▶ **Provided data**:
◇ ◇ ◇ ◇ ◇ ◇ ◇

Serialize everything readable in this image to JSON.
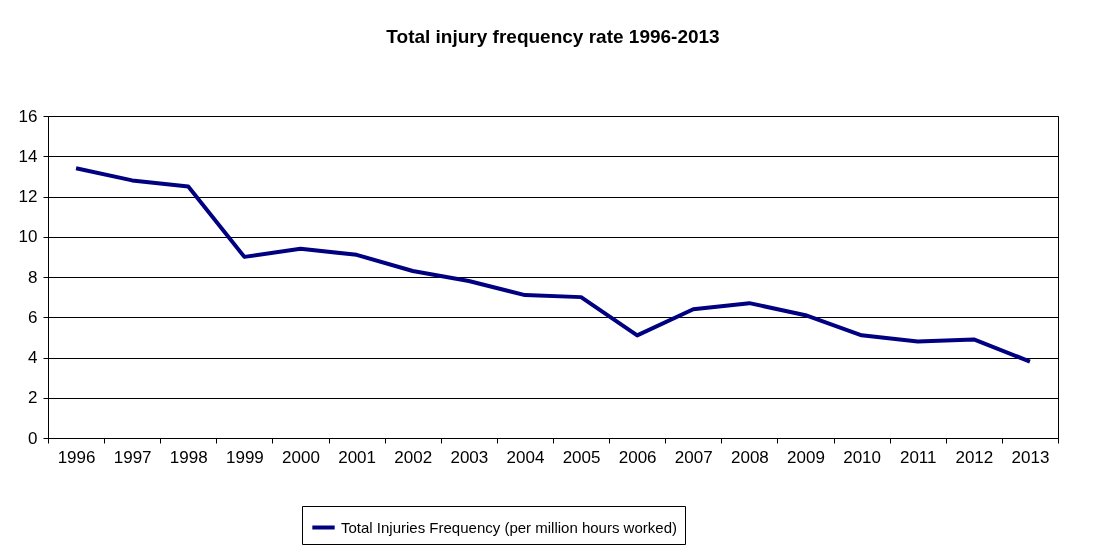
{
  "chart_data": {
    "type": "line",
    "title": "Total injury frequency rate 1996-2013",
    "categories": [
      "1996",
      "1997",
      "1998",
      "1999",
      "2000",
      "2001",
      "2002",
      "2003",
      "2004",
      "2005",
      "2006",
      "2007",
      "2008",
      "2009",
      "2010",
      "2011",
      "2012",
      "2013"
    ],
    "series": [
      {
        "name": "Total Injuries Frequency (per million hours worked)",
        "color": "#000080",
        "values": [
          13.4,
          12.8,
          12.5,
          9.0,
          9.4,
          9.1,
          8.3,
          7.8,
          7.1,
          7.0,
          5.1,
          6.4,
          6.7,
          6.1,
          5.1,
          4.8,
          4.9,
          3.8
        ]
      }
    ],
    "ylim": [
      0,
      16
    ],
    "yticks": [
      0,
      2,
      4,
      6,
      8,
      10,
      12,
      14,
      16
    ],
    "grid": "y",
    "legend": "bottom",
    "marker": "none",
    "line_style": "solid"
  }
}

◇ ◇ ◇ ◇ ◇ ◇ ◇

All of the material above needs to be restated exactly, with no pictures.

Serialize everything readable in this image to JSON.
{
  "chart_data": {
    "type": "line",
    "title": "Total injury frequency rate 1996-2013",
    "categories": [
      "1996",
      "1997",
      "1998",
      "1999",
      "2000",
      "2001",
      "2002",
      "2003",
      "2004",
      "2005",
      "2006",
      "2007",
      "2008",
      "2009",
      "2010",
      "2011",
      "2012",
      "2013"
    ],
    "series": [
      {
        "name": "Total Injuries Frequency (per million hours worked)",
        "color": "#000080",
        "values": [
          13.4,
          12.8,
          12.5,
          9.0,
          9.4,
          9.1,
          8.3,
          7.8,
          7.1,
          7.0,
          5.1,
          6.4,
          6.7,
          6.1,
          5.1,
          4.8,
          4.9,
          3.8
        ]
      }
    ],
    "ylim": [
      0,
      16
    ],
    "yticks": [
      0,
      2,
      4,
      6,
      8,
      10,
      12,
      14,
      16
    ],
    "grid": "y",
    "legend": "bottom",
    "marker": "none",
    "line_style": "solid"
  }
}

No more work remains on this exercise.